Written task:
Work out how many lines of the records contain "date". Answer with the number and nothing else.

++++++++++

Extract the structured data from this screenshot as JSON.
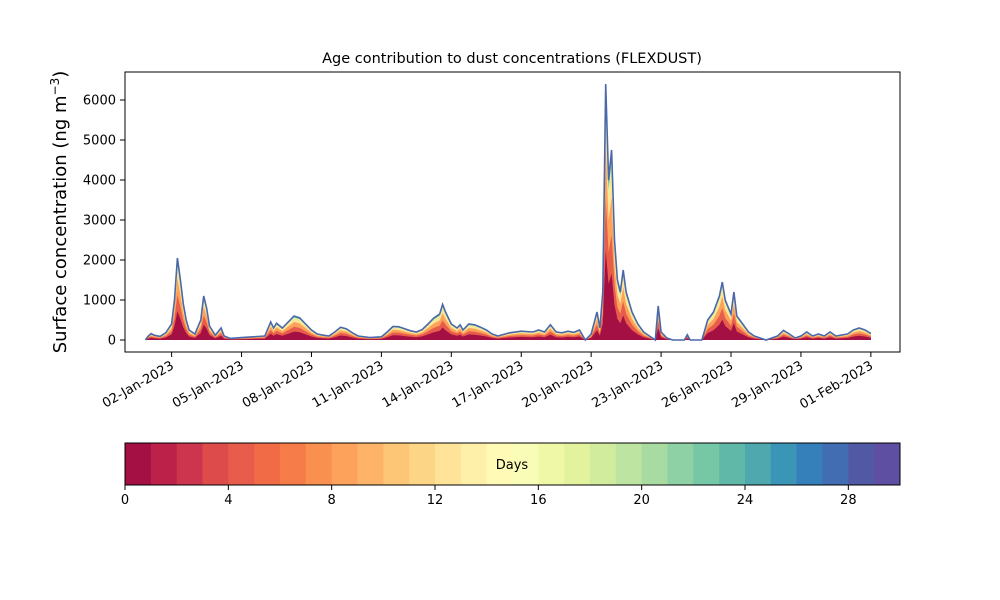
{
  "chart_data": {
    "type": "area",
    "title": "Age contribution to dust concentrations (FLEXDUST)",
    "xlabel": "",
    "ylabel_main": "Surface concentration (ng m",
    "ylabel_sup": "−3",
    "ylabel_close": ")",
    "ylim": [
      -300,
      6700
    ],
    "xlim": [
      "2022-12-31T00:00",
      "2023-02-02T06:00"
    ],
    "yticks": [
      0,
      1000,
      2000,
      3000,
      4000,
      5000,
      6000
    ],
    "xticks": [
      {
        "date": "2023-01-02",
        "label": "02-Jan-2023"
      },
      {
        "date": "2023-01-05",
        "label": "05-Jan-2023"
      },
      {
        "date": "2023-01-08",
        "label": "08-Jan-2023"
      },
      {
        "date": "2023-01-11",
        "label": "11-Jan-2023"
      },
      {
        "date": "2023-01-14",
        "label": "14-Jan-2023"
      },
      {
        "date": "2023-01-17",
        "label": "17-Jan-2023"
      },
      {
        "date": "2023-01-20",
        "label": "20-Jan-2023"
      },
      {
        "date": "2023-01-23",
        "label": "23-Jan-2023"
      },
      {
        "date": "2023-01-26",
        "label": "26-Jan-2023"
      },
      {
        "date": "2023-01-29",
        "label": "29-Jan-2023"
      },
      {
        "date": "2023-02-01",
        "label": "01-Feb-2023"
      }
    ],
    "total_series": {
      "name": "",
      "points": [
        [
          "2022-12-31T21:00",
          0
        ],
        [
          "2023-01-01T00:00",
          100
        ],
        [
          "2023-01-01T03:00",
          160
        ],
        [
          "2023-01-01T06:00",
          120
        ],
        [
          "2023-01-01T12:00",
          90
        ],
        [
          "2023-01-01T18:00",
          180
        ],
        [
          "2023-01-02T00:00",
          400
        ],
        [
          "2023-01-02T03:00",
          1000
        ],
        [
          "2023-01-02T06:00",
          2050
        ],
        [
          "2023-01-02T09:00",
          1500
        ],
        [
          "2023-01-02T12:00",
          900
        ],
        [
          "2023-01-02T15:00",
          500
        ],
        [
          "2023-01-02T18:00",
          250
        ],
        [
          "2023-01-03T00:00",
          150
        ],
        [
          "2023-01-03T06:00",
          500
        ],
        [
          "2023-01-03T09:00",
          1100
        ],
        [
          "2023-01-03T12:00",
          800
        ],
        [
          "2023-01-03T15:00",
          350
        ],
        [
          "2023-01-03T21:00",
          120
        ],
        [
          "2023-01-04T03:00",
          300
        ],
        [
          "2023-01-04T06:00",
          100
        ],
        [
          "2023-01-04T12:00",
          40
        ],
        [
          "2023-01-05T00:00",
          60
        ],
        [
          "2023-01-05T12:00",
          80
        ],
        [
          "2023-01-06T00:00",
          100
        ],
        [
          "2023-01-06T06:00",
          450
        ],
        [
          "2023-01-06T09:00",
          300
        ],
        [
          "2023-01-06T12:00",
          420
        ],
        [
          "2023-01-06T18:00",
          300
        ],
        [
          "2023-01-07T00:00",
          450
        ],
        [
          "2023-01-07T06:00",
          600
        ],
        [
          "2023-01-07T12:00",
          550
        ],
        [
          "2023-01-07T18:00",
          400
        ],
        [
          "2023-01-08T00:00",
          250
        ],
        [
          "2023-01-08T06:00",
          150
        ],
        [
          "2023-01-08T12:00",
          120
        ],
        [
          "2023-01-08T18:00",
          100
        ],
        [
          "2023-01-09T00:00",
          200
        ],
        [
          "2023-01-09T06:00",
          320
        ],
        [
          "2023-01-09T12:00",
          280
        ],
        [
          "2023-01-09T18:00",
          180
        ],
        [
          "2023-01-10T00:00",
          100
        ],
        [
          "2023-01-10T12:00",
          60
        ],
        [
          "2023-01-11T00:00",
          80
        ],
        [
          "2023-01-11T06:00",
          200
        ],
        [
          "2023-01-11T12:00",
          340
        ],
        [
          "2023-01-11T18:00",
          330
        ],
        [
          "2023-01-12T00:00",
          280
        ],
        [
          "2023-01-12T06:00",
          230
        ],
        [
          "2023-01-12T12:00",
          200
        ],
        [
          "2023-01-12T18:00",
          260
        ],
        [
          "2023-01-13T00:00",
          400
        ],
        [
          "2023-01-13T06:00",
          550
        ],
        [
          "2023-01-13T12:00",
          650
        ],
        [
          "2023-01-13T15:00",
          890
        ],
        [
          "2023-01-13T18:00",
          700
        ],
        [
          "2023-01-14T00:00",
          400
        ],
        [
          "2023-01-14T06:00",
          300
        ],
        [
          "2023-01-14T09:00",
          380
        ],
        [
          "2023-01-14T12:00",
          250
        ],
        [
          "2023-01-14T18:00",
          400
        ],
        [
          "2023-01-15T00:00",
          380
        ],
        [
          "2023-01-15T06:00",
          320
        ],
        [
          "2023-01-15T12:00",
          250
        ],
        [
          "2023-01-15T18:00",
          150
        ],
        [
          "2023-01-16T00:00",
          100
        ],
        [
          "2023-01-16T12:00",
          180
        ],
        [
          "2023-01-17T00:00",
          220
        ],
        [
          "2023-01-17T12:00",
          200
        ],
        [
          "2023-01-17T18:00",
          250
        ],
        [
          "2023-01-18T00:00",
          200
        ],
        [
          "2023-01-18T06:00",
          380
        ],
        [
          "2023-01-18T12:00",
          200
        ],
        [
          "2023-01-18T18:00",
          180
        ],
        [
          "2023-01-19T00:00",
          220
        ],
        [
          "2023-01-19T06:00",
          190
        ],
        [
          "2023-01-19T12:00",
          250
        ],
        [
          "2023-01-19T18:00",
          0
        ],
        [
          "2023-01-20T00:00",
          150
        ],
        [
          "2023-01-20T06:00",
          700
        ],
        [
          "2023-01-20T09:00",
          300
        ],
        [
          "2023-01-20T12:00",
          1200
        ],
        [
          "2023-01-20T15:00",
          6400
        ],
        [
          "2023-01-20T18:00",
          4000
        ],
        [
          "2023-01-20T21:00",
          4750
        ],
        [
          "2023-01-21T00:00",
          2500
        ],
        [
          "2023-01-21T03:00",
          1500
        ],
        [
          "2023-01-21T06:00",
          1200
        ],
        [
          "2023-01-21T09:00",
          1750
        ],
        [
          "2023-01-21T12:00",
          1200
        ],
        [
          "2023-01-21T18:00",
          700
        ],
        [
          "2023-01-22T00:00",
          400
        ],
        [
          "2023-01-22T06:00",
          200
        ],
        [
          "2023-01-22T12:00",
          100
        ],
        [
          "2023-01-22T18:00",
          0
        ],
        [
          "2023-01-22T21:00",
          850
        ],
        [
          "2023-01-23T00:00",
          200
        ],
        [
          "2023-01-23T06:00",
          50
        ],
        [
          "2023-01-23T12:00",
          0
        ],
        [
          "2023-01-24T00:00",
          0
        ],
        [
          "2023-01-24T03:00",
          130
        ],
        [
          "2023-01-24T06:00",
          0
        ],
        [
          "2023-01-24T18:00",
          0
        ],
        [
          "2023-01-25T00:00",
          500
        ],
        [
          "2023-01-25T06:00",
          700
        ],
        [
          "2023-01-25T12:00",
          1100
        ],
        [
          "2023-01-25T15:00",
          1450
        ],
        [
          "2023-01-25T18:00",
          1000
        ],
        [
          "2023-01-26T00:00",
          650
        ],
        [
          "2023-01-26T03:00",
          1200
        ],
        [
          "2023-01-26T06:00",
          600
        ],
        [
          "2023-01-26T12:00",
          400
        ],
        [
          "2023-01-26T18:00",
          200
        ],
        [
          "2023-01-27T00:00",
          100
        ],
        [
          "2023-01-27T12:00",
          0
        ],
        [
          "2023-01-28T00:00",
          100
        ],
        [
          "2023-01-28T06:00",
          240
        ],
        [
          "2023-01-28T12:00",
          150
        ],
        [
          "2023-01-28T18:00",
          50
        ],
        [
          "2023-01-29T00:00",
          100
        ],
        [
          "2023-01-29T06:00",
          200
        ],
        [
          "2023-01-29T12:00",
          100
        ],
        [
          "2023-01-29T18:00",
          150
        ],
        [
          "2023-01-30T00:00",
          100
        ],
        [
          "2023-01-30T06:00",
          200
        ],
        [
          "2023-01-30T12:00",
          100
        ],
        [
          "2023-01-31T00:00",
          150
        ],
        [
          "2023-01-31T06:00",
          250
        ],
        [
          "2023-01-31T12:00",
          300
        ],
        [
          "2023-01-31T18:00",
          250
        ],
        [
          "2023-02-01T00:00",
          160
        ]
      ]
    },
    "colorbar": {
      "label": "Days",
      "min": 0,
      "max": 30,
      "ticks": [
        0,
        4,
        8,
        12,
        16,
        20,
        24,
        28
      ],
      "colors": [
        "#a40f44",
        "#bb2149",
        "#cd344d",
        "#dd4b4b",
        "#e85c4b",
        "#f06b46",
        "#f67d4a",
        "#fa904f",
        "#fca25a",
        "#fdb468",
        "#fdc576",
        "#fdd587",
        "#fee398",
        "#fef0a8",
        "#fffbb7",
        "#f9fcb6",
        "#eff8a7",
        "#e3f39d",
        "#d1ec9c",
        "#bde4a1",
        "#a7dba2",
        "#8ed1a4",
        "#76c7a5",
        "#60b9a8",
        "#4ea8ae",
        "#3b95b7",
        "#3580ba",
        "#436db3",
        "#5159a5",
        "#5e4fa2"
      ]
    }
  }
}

++++++++++

Solved exercise:
11